▸ DATA FOR PROCESSING
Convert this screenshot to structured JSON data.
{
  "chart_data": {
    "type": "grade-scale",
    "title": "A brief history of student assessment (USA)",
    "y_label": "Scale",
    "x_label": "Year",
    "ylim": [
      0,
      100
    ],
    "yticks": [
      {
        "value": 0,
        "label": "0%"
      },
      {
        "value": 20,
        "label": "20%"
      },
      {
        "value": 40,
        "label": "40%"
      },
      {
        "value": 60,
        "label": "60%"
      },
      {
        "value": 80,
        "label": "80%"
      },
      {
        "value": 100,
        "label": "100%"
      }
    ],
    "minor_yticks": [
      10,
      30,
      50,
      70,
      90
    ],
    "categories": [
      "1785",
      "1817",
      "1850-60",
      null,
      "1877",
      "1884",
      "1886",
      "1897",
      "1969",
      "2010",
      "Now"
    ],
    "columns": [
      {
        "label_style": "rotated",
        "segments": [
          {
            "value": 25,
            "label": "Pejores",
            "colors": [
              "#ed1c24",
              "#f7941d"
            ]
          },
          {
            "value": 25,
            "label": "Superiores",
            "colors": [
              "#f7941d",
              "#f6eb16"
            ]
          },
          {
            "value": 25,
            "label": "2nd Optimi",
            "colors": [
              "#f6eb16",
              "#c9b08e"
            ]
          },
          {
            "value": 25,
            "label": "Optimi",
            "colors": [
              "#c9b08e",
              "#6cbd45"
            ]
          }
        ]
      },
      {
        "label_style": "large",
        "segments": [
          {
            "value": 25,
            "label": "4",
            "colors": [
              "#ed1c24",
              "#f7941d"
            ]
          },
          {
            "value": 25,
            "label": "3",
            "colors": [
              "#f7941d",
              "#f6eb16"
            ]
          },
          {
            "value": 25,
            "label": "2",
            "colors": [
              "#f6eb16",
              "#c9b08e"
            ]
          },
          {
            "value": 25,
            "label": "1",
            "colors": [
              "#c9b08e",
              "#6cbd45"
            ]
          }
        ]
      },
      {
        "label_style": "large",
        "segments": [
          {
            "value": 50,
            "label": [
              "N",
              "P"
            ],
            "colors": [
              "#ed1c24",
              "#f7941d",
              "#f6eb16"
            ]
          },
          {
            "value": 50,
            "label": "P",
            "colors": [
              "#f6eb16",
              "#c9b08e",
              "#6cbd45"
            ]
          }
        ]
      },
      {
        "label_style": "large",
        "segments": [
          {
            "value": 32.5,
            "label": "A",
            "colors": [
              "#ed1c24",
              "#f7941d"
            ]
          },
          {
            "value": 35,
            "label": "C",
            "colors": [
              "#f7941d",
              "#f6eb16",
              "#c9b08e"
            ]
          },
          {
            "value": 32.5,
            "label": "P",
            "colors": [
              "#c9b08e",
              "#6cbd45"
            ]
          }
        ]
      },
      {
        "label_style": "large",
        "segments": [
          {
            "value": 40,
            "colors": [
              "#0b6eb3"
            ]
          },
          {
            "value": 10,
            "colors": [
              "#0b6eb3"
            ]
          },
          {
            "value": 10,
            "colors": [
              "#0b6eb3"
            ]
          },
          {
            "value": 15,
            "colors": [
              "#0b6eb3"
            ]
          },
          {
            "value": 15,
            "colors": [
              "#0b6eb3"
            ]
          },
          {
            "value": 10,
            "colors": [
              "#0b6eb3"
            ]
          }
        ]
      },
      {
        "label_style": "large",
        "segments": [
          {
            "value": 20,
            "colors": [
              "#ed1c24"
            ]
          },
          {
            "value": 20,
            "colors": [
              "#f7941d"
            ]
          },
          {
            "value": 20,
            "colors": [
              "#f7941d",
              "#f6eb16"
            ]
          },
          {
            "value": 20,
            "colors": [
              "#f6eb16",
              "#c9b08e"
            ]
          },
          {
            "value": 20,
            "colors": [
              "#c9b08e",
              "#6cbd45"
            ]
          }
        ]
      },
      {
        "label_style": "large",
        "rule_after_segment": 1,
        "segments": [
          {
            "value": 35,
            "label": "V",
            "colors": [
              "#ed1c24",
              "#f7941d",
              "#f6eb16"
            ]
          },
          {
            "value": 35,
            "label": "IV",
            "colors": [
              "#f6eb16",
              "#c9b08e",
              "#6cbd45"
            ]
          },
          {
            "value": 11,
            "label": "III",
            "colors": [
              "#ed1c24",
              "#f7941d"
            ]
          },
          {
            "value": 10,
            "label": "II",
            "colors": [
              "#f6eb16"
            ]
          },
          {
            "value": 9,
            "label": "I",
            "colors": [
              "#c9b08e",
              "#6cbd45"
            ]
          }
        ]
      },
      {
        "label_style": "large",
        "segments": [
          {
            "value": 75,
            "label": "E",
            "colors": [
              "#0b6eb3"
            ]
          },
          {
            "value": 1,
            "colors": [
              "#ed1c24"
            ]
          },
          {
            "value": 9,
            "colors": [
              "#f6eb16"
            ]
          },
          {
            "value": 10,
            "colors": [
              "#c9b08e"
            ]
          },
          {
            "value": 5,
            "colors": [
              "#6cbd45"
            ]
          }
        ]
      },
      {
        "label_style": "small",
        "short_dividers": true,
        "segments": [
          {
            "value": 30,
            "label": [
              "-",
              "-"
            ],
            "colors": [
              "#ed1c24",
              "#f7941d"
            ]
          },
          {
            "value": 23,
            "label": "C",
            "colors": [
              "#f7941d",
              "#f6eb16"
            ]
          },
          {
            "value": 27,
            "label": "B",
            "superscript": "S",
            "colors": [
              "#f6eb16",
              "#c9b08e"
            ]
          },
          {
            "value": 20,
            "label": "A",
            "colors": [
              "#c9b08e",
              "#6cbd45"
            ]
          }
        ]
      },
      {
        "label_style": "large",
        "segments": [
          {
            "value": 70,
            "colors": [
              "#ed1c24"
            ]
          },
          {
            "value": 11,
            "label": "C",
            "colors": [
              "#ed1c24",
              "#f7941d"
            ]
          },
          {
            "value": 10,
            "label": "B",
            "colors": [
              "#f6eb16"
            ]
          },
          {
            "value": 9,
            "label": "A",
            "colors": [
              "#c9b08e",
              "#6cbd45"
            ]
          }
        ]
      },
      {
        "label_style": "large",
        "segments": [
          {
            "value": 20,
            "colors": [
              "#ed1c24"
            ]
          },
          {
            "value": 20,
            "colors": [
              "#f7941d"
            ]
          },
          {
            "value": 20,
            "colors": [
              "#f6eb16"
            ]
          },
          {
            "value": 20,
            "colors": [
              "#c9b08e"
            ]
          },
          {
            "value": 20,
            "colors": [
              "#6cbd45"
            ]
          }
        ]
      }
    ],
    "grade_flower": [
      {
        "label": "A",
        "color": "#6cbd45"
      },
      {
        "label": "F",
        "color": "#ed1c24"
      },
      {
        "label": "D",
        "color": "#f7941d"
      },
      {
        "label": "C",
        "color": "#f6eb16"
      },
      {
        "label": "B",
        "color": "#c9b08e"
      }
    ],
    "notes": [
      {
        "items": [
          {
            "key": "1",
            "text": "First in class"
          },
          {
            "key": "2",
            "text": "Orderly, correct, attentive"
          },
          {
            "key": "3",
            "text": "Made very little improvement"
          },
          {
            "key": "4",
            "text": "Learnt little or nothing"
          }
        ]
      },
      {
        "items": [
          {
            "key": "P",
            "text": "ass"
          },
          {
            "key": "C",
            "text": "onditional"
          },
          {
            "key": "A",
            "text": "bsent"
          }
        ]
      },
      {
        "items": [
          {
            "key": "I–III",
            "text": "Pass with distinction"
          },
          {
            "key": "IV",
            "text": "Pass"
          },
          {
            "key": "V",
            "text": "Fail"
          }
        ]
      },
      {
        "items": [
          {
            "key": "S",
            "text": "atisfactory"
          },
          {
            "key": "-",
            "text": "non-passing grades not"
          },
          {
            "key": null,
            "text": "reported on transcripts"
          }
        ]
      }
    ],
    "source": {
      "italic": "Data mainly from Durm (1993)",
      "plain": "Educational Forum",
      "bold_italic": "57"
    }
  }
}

▸ DIRECTION
Which lines of the data above contain "little"? Copy each one.

▸ WRITTEN SOLUTION
            "text": "Made very little improvement"
            "text": "Learnt little or nothing"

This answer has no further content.